--- Start ---

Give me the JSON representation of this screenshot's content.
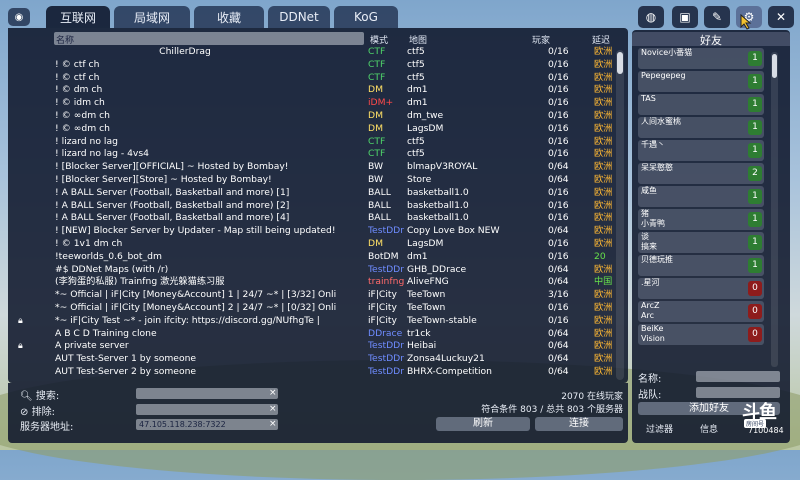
{
  "tabs": [
    {
      "label": "互联网",
      "active": true
    },
    {
      "label": "局域网",
      "active": false
    },
    {
      "label": "收藏",
      "active": false
    },
    {
      "label": "DDNet",
      "active": false
    },
    {
      "label": "KoG",
      "active": false
    }
  ],
  "top_icons": [
    "globe-icon",
    "film-icon",
    "pencil-icon",
    "gear-icon",
    "close-icon"
  ],
  "header": {
    "name": "名称",
    "mode": "模式",
    "map": "地图",
    "players": "玩家",
    "ping": "延迟"
  },
  "colors": {
    "ctf": "#4fd46a",
    "dm": "#ffe066",
    "idm": "#ff4a4a",
    "ball": "#ffffff",
    "bw": "#ffffff",
    "testddr": "#6f8cff",
    "botdm": "#ffffff",
    "ddrace": "#6f8cff",
    "trainfng": "#ff6a6a",
    "icity": "#ffffff",
    "ping_eu": "#ffb833",
    "ping_cn": "#66e04a"
  },
  "servers": [
    {
      "name": "ChillerDrag",
      "mode": "CTF",
      "mc": "ctf",
      "map": "ctf5",
      "players": "0/16",
      "ping": "欧洲",
      "pc": "ping_eu",
      "lock": false,
      "indent": "center"
    },
    {
      "name": "!                                                    © ctf ch",
      "mode": "CTF",
      "mc": "ctf",
      "map": "ctf5",
      "players": "0/16",
      "ping": "欧洲",
      "pc": "ping_eu",
      "lock": false
    },
    {
      "name": "!                                                    © ctf ch",
      "mode": "CTF",
      "mc": "ctf",
      "map": "ctf5",
      "players": "0/16",
      "ping": "欧洲",
      "pc": "ping_eu",
      "lock": false
    },
    {
      "name": "!                                                    © dm ch",
      "mode": "DM",
      "mc": "dm",
      "map": "dm1",
      "players": "0/16",
      "ping": "欧洲",
      "pc": "ping_eu",
      "lock": false
    },
    {
      "name": "!                                                    © idm ch",
      "mode": "iDM+",
      "mc": "idm",
      "map": "dm1",
      "players": "0/16",
      "ping": "欧洲",
      "pc": "ping_eu",
      "lock": false
    },
    {
      "name": "!                                                    © ∞dm ch",
      "mode": "DM",
      "mc": "dm",
      "map": "dm_twe",
      "players": "0/16",
      "ping": "欧洲",
      "pc": "ping_eu",
      "lock": false
    },
    {
      "name": "!                                                    © ∞dm ch",
      "mode": "DM",
      "mc": "dm",
      "map": "LagsDM",
      "players": "0/16",
      "ping": "欧洲",
      "pc": "ping_eu",
      "lock": false
    },
    {
      "name": "!                 lizard no lag",
      "mode": "CTF",
      "mc": "ctf",
      "map": "ctf5",
      "players": "0/16",
      "ping": "欧洲",
      "pc": "ping_eu",
      "lock": false
    },
    {
      "name": "!                 lizard no lag - 4vs4",
      "mode": "CTF",
      "mc": "ctf",
      "map": "ctf5",
      "players": "0/16",
      "ping": "欧洲",
      "pc": "ping_eu",
      "lock": false
    },
    {
      "name": "!        [Blocker Server][OFFICIAL] ~ Hosted by Bombay!",
      "mode": "BW",
      "mc": "bw",
      "map": "blmapV3ROYAL",
      "players": "0/64",
      "ping": "欧洲",
      "pc": "ping_eu",
      "lock": false
    },
    {
      "name": "!        [Blocker Server][Store] ~ Hosted by Bombay!",
      "mode": "BW",
      "mc": "bw",
      "map": "Store",
      "players": "0/64",
      "ping": "欧洲",
      "pc": "ping_eu",
      "lock": false
    },
    {
      "name": "! A BALL Server (Football, Basketball and more) [1]",
      "mode": "BALL",
      "mc": "ball",
      "map": "basketball1.0",
      "players": "0/16",
      "ping": "欧洲",
      "pc": "ping_eu",
      "lock": false
    },
    {
      "name": "! A BALL Server (Football, Basketball and more) [2]",
      "mode": "BALL",
      "mc": "ball",
      "map": "basketball1.0",
      "players": "0/16",
      "ping": "欧洲",
      "pc": "ping_eu",
      "lock": false
    },
    {
      "name": "! A BALL Server (Football, Basketball and more) [4]",
      "mode": "BALL",
      "mc": "ball",
      "map": "basketball1.0",
      "players": "0/16",
      "ping": "欧洲",
      "pc": "ping_eu",
      "lock": false
    },
    {
      "name": "! [NEW] Blocker Server by Updater - Map still being updated!",
      "mode": "TestDDr",
      "mc": "testddr",
      "map": "Copy Love Box NEW",
      "players": "0/64",
      "ping": "欧洲",
      "pc": "ping_eu",
      "lock": false
    },
    {
      "name": "! © 1v1 dm ch",
      "mode": "DM",
      "mc": "dm",
      "map": "LagsDM",
      "players": "0/16",
      "ping": "欧洲",
      "pc": "ping_eu",
      "lock": false
    },
    {
      "name": "!teeworlds_0.6_bot_dm",
      "mode": "BotDM",
      "mc": "botdm",
      "map": "dm1",
      "players": "0/16",
      "ping": "20",
      "pc": "ping_cn",
      "lock": false
    },
    {
      "name": "#$ DDNet Maps (with /r)",
      "mode": "TestDDr",
      "mc": "testddr",
      "map": "GHB_DDrace",
      "players": "0/64",
      "ping": "欧洲",
      "pc": "ping_eu",
      "lock": false
    },
    {
      "name": "(李狗蛋的私服) Trainfng 激光躲猫练习服",
      "mode": "trainfng",
      "mc": "trainfng",
      "map": "AliveFNG",
      "players": "0/64",
      "ping": "中国",
      "pc": "ping_cn",
      "lock": false
    },
    {
      "name": "*~ Official | iF|City [Money&Account] 1 | 24/7 ~* | [3/32] Onli",
      "mode": "iF|City",
      "mc": "icity",
      "map": "TeeTown",
      "players": "3/16",
      "ping": "欧洲",
      "pc": "ping_eu",
      "lock": false
    },
    {
      "name": "*~ Official | iF|City [Money&Account] 2 | 24/7 ~* | [0/32] Onli",
      "mode": "iF|City",
      "mc": "icity",
      "map": "TeeTown",
      "players": "0/16",
      "ping": "欧洲",
      "pc": "ping_eu",
      "lock": false
    },
    {
      "name": "*~ iF|City Test ~* - join ifcity: https://discord.gg/NUfhgTe |",
      "mode": "iF|City",
      "mc": "icity",
      "map": "TeeTown-stable",
      "players": "0/16",
      "ping": "欧洲",
      "pc": "ping_eu",
      "lock": true
    },
    {
      "name": "A B C D Training clone",
      "mode": "DDrace",
      "mc": "ddrace",
      "map": "tr1ck",
      "players": "0/64",
      "ping": "欧洲",
      "pc": "ping_eu",
      "lock": false
    },
    {
      "name": "A private server",
      "mode": "TestDDr",
      "mc": "testddr",
      "map": "Heibai",
      "players": "0/64",
      "ping": "欧洲",
      "pc": "ping_eu",
      "lock": true
    },
    {
      "name": "AUT Test-Server 1 by someone",
      "mode": "TestDDr",
      "mc": "testddr",
      "map": "Zonsa4Luckuy21",
      "players": "0/64",
      "ping": "欧洲",
      "pc": "ping_eu",
      "lock": false
    },
    {
      "name": "AUT Test-Server 2 by someone",
      "mode": "TestDDr",
      "mc": "testddr",
      "map": "BHRX-Competition",
      "players": "0/64",
      "ping": "欧洲",
      "pc": "ping_eu",
      "lock": false
    }
  ],
  "filters": {
    "search_label": "搜索:",
    "exclude_label": "排除:",
    "address_label": "服务器地址:",
    "address_value": "47.105.118.238:7322"
  },
  "stats": {
    "online": "2070 在线玩家",
    "matching": "符合条件 803 / 总共 803 个服务器"
  },
  "buttons": {
    "refresh": "刷新",
    "connect": "连接"
  },
  "friends": {
    "title": "好友",
    "items": [
      {
        "name": "Novice小番猫",
        "count": "1",
        "color": "g"
      },
      {
        "name": "Pepegepeg",
        "count": "1",
        "color": "g"
      },
      {
        "name": "TAS",
        "count": "1",
        "color": "g"
      },
      {
        "name": "人间水蜜桃",
        "count": "1",
        "color": "g"
      },
      {
        "name": "千遇丶",
        "count": "1",
        "color": "g"
      },
      {
        "name": "呆呆憨憨",
        "count": "2",
        "color": "g"
      },
      {
        "name": "咸鱼",
        "count": "1",
        "color": "g"
      },
      {
        "name": "猪\n小青鸭",
        "count": "1",
        "color": "g"
      },
      {
        "name": "谈\n搞来",
        "count": "1",
        "color": "g"
      },
      {
        "name": "贝德玩推",
        "count": "1",
        "color": "g"
      },
      {
        "name": ".星河",
        "count": "0",
        "color": "r"
      },
      {
        "name": "ArcZ\nArc",
        "count": "0",
        "color": "r"
      },
      {
        "name": "BeiKe\nVision",
        "count": "0",
        "color": "r"
      }
    ],
    "name_label": "名称:",
    "clan_label": "战队:",
    "add_button": "添加好友",
    "filter_label": "过滤器",
    "info_label": "信息"
  },
  "watermark": {
    "logo": "斗鱼",
    "sub": "房间号",
    "room": "7100484"
  }
}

--- End ---

What to do
Which lines contain the word "Store"? Return each of them.

Task solution
      "name": "!        [Blocker Server][Store] ~ Hosted by Bombay!",
      "map": "Store",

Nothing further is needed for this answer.